Records that describe figures
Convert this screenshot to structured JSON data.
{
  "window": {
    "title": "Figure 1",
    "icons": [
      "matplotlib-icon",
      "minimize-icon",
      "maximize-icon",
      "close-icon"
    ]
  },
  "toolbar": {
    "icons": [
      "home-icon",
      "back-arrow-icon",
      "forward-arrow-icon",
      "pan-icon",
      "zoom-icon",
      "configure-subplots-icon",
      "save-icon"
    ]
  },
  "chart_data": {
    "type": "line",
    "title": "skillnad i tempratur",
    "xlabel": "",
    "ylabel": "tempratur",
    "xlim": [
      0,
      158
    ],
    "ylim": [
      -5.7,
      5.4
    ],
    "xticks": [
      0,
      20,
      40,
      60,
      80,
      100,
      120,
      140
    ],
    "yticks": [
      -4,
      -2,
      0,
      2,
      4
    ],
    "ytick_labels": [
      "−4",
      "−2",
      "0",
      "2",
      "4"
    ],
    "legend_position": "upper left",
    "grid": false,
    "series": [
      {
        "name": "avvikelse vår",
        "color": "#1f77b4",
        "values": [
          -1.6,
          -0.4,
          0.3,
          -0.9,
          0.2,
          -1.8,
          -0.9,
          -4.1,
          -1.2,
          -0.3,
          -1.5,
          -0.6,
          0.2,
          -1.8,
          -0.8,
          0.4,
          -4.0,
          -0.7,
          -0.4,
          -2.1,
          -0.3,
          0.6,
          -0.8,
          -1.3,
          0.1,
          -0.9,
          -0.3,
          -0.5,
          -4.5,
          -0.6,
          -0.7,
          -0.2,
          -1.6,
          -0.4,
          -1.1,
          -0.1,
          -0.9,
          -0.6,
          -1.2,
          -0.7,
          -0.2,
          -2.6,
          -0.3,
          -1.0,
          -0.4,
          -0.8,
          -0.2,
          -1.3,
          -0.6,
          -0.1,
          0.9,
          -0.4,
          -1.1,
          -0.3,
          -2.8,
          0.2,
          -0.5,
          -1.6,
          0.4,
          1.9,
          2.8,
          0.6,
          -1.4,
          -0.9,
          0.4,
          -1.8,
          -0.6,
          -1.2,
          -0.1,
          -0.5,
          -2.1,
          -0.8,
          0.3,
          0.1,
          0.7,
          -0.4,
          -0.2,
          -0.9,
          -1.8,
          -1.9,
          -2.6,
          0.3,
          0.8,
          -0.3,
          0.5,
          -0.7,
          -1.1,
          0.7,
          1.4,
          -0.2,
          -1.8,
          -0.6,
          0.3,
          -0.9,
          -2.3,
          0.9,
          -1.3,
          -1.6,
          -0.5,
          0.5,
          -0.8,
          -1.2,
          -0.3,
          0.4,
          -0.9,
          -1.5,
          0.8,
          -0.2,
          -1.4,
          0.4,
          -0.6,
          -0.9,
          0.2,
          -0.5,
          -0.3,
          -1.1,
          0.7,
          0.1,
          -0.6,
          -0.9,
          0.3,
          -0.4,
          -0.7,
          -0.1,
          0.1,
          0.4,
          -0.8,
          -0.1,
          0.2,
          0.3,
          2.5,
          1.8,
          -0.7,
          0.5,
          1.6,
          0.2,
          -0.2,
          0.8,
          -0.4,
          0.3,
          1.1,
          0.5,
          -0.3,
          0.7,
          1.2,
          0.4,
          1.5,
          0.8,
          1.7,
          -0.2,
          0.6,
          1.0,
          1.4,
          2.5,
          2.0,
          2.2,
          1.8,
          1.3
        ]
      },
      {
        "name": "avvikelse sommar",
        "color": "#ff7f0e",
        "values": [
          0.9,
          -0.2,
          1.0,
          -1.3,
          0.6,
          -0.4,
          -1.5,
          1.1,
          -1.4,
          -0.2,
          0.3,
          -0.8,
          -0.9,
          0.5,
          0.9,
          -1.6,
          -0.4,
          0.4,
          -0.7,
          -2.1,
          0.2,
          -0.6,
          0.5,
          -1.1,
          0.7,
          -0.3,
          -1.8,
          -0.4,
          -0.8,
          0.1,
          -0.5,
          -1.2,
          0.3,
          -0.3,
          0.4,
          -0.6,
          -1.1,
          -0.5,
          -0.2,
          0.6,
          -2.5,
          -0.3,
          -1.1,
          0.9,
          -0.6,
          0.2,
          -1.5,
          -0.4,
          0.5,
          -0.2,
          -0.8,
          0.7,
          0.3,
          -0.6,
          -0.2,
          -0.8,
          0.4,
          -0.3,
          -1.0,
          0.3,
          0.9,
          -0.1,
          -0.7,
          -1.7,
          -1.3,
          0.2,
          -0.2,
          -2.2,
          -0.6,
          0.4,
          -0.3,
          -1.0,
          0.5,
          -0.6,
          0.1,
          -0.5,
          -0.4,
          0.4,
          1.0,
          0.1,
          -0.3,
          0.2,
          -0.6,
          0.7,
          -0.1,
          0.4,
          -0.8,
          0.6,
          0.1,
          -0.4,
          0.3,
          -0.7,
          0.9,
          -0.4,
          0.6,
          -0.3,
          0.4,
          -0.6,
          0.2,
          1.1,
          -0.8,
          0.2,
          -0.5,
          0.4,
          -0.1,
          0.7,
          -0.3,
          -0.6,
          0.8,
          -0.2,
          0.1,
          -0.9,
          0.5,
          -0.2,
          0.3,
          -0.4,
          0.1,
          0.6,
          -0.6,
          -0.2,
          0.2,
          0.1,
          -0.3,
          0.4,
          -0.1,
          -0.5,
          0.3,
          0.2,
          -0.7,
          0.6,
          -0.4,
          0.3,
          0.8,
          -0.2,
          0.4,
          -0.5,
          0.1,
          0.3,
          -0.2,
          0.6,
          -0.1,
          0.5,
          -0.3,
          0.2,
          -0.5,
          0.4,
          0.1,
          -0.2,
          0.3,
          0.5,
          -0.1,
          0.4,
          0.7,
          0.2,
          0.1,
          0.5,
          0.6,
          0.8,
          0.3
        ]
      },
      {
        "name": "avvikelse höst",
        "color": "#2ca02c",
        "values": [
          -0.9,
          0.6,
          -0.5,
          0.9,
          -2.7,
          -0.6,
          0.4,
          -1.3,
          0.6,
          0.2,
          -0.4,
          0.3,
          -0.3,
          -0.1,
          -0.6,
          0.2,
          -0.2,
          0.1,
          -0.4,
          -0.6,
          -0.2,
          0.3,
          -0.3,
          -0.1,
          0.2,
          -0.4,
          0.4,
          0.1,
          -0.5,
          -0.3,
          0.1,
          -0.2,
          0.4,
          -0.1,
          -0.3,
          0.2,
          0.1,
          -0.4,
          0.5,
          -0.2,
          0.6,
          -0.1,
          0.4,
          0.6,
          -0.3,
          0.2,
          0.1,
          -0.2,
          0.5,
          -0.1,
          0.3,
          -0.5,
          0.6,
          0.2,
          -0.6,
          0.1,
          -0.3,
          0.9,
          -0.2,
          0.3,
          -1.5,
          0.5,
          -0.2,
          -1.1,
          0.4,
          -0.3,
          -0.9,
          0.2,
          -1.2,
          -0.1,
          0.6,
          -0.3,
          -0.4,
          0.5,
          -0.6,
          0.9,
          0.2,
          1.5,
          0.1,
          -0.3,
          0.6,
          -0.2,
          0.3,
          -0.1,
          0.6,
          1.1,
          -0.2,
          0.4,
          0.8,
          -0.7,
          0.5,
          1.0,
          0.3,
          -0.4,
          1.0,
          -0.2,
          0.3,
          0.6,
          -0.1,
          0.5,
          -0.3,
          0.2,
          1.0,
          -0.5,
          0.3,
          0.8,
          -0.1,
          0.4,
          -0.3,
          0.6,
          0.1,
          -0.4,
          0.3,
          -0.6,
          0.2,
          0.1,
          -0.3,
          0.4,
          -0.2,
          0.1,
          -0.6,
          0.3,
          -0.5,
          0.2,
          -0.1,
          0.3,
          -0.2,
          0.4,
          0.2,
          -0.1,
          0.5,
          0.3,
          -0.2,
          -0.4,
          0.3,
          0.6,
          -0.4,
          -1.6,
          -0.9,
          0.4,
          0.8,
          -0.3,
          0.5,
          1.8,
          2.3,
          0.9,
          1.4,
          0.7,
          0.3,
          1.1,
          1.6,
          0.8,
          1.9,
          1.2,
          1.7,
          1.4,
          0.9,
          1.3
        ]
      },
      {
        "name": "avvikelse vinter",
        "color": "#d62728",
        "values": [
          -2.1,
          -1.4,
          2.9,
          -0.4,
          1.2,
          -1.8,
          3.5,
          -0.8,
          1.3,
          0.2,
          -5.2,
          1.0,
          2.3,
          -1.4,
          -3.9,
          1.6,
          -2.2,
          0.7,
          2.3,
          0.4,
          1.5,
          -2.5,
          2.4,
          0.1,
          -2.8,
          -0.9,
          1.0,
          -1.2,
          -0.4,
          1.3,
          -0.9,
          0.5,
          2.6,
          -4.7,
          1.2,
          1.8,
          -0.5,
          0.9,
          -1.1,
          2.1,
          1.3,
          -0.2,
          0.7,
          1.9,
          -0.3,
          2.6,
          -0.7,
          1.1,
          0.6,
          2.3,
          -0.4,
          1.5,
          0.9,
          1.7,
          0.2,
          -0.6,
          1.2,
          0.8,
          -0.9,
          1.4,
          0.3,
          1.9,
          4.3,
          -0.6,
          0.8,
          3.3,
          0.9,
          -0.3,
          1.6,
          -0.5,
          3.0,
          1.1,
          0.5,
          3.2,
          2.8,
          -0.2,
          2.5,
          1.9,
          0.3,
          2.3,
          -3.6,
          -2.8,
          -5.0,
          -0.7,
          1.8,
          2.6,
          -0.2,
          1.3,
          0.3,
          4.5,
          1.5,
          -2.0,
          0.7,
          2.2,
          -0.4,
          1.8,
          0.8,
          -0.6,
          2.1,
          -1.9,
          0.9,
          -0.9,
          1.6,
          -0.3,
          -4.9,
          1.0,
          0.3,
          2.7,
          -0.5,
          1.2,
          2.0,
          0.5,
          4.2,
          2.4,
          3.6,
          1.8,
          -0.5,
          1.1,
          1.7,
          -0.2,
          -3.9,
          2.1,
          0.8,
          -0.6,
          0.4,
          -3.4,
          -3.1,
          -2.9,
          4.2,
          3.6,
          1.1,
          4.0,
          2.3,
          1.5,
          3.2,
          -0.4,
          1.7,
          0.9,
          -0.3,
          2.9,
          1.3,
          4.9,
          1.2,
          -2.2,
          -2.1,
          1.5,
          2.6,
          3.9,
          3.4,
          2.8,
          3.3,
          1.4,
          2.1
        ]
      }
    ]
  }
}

▶ **WHAT IS ASKED**: Among the entries, how many lines include the word "color"? Answer with a single number and nothing further.

▶ **THE SOLUTION**: 4